--- BEGIN Source records ---

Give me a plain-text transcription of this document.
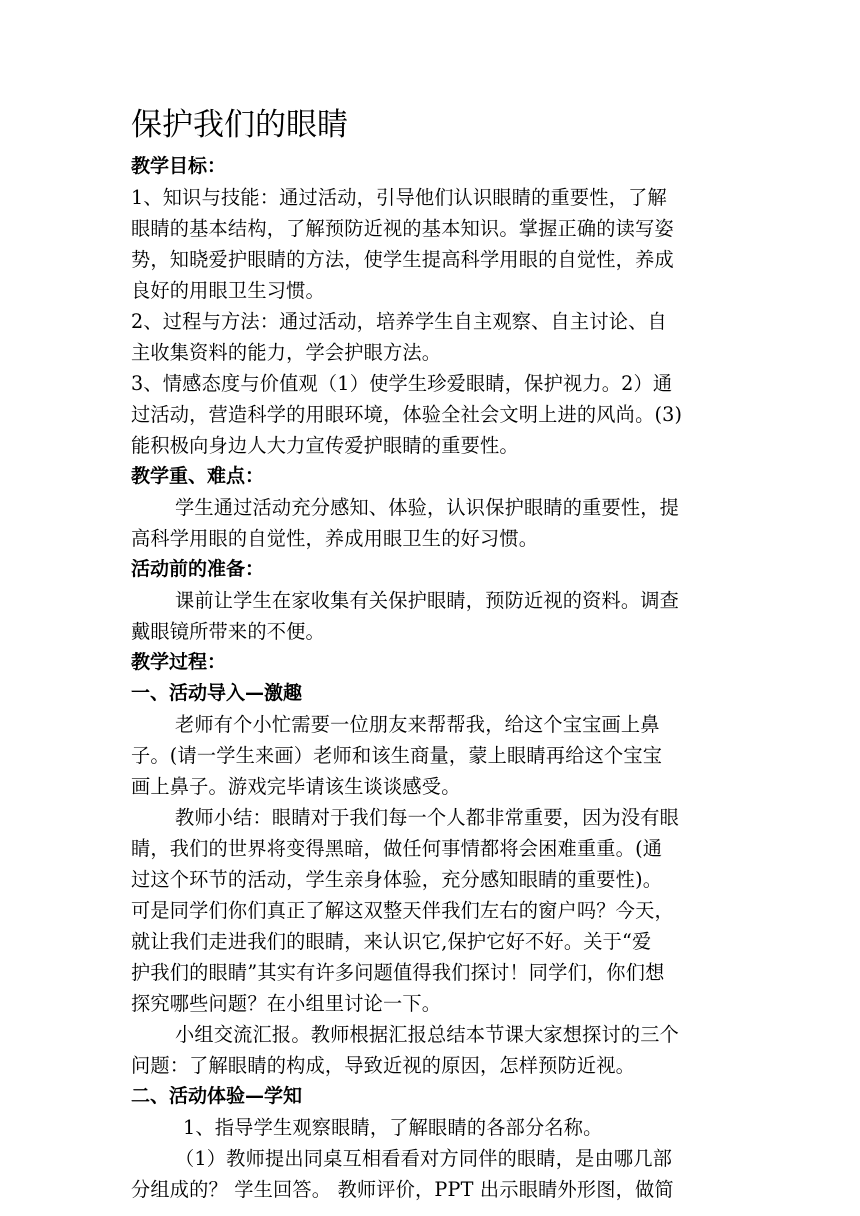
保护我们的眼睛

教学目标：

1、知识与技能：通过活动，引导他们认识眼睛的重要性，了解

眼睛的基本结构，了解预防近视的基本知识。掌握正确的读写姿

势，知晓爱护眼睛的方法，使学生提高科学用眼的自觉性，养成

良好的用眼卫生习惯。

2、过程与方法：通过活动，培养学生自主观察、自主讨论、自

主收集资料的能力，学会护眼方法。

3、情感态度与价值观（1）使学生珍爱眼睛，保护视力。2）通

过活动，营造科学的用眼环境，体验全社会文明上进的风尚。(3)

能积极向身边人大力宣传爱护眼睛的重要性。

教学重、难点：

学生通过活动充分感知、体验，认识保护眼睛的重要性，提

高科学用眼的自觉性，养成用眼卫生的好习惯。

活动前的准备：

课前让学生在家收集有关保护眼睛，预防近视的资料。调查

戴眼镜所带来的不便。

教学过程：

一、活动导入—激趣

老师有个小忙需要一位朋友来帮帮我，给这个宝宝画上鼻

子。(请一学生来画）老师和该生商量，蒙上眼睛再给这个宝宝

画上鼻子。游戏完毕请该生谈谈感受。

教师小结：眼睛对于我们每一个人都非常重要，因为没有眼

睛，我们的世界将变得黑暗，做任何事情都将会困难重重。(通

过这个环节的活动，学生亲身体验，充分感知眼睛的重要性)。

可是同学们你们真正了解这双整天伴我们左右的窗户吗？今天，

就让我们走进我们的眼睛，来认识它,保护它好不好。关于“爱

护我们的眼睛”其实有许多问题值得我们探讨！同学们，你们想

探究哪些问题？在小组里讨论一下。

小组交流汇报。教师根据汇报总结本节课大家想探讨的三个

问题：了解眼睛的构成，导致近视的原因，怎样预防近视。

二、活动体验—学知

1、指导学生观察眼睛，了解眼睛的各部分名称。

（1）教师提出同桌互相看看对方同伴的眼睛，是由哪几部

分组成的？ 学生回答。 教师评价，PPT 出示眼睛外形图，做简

--- END Source records ---
--- BEGIN Source records ---

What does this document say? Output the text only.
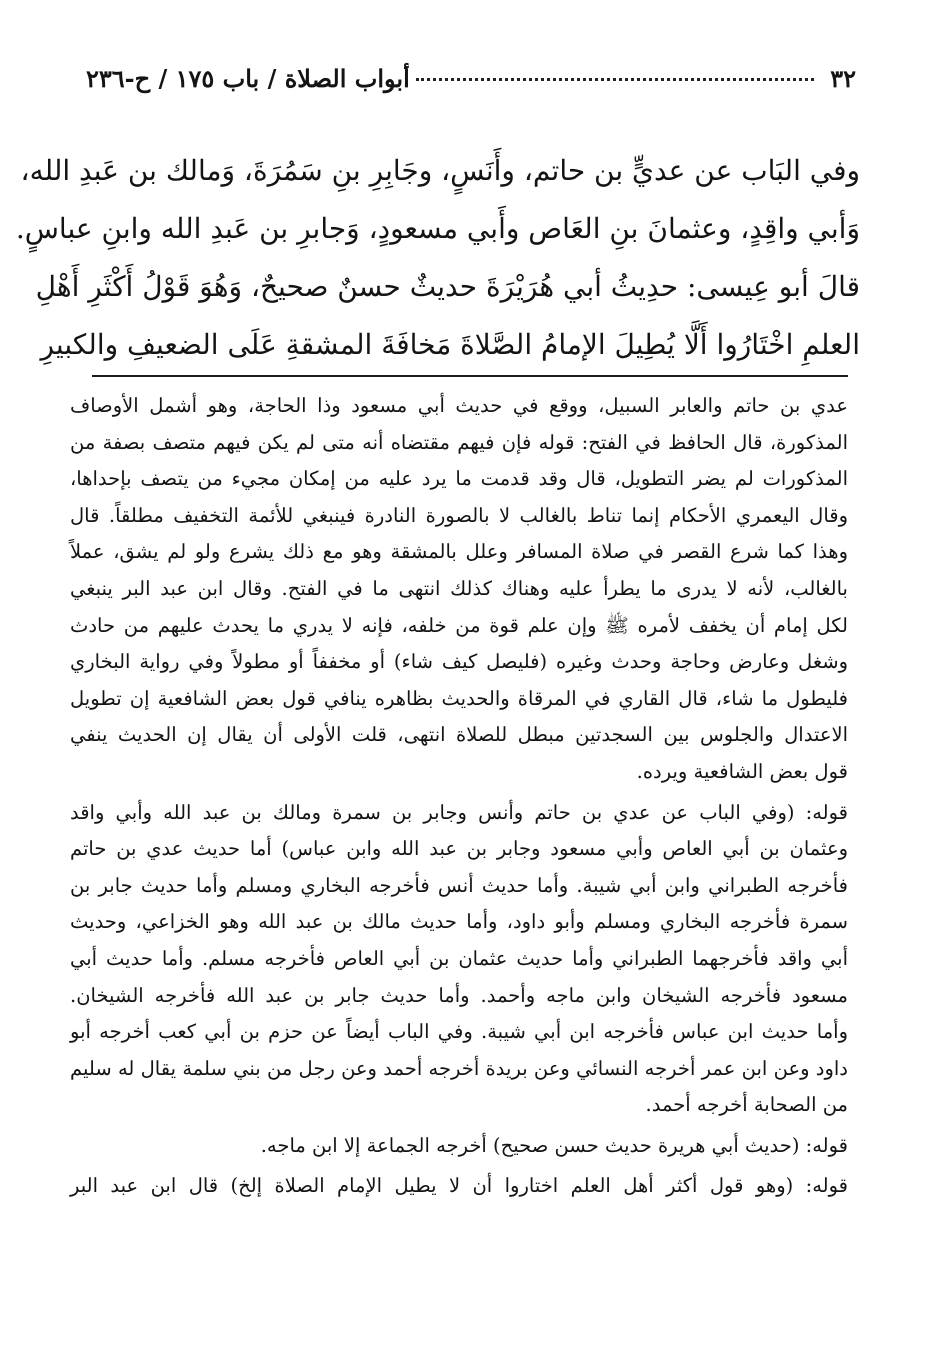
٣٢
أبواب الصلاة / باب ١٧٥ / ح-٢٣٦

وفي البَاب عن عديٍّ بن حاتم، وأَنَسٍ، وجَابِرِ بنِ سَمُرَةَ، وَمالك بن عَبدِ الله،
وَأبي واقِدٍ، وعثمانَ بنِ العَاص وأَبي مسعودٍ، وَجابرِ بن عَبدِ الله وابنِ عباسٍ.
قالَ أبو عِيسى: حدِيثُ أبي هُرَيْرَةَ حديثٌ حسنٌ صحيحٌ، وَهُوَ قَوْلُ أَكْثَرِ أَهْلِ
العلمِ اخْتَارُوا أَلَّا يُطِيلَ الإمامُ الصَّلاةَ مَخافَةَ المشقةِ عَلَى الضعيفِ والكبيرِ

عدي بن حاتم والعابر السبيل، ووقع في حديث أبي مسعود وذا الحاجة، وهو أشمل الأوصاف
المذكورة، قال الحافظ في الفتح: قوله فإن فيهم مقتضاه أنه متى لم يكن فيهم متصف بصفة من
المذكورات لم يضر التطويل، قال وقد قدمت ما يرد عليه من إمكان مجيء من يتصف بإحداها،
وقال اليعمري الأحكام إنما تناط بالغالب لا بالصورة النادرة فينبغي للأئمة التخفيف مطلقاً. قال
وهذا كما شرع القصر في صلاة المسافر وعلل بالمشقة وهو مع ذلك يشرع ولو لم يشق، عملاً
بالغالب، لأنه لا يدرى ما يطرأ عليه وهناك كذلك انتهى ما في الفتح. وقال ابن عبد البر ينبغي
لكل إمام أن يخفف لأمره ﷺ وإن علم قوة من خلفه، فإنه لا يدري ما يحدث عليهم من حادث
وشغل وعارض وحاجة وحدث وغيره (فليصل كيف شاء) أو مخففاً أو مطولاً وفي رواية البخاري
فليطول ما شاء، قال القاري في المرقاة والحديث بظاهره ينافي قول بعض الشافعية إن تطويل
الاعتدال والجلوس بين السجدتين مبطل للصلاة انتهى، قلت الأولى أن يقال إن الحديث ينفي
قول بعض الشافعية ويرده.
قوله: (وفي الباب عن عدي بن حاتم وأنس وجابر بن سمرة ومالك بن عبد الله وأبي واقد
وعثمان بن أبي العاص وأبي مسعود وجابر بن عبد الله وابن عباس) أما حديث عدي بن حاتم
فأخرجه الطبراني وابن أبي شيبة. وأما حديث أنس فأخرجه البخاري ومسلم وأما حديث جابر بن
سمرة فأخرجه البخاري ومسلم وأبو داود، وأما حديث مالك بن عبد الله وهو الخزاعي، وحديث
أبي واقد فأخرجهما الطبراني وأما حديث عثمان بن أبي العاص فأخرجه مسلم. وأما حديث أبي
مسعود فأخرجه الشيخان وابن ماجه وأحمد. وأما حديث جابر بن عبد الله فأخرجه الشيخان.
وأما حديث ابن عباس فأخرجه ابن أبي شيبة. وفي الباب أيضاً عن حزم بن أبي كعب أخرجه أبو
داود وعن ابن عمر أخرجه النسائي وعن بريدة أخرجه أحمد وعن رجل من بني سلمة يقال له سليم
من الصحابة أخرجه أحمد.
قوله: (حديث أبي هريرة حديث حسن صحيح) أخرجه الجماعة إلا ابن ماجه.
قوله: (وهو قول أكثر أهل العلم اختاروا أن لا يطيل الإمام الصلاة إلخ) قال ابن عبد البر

--- END Source records ---
--- BEGIN Source records ---

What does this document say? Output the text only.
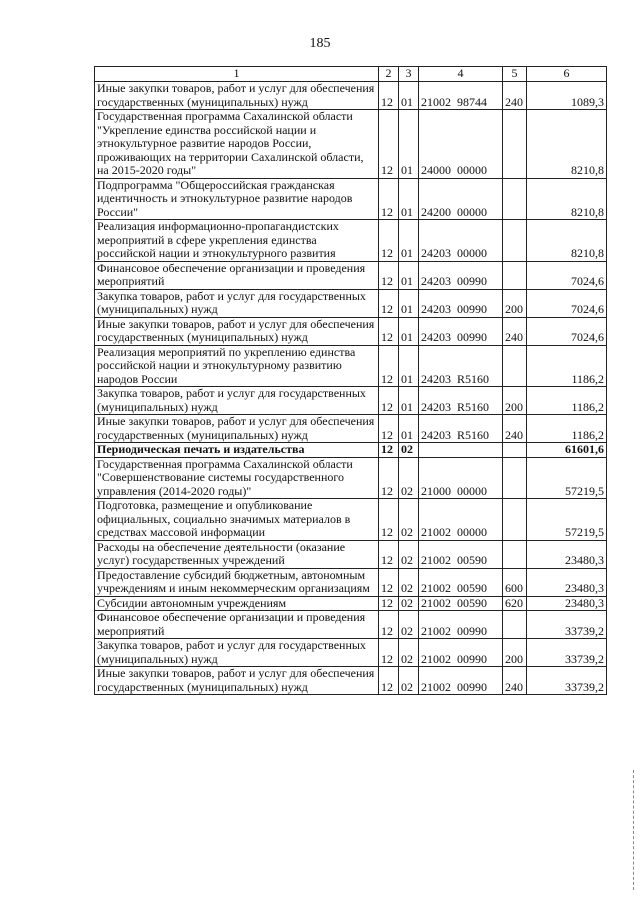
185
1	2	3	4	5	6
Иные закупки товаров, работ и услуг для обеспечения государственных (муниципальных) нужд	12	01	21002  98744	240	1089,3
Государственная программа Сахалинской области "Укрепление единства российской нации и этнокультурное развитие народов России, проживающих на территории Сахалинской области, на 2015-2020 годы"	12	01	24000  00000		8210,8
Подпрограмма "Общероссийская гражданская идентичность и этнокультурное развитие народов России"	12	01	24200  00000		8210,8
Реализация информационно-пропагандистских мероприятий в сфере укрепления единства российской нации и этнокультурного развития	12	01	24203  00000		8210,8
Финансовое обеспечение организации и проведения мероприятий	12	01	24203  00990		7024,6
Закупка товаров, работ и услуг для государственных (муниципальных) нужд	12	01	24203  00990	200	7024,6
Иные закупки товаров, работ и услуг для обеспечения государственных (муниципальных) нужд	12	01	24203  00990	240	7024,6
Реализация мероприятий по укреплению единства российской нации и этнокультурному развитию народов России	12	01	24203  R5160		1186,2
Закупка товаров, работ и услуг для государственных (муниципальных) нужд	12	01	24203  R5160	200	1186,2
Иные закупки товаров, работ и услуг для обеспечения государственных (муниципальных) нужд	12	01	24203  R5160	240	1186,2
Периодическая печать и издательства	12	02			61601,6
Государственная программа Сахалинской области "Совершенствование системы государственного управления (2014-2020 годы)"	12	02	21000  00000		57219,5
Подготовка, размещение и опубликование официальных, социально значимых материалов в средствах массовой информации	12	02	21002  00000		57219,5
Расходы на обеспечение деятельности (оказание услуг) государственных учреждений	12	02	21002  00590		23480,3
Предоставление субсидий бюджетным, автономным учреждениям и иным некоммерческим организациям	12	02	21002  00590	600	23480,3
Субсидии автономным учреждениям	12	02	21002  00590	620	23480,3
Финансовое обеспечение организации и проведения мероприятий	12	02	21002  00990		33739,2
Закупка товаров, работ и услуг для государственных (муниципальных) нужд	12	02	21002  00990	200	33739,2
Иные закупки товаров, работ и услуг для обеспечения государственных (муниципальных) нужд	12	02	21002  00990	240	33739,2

--- END Source records ---

• [Exercise]: Pull every line containing the word "صحيح" out of the material.

• [The result]:
قالَ أبو عِيسى: حدِيثُ أبي هُرَيْرَةَ حديثٌ حسنٌ صحيحٌ، وَهُوَ قَوْلُ أَكْثَرِ أَهْلِ
قوله: (حديث أبي هريرة حديث حسن صحيح) أخرجه الجماعة إلا ابن ماجه.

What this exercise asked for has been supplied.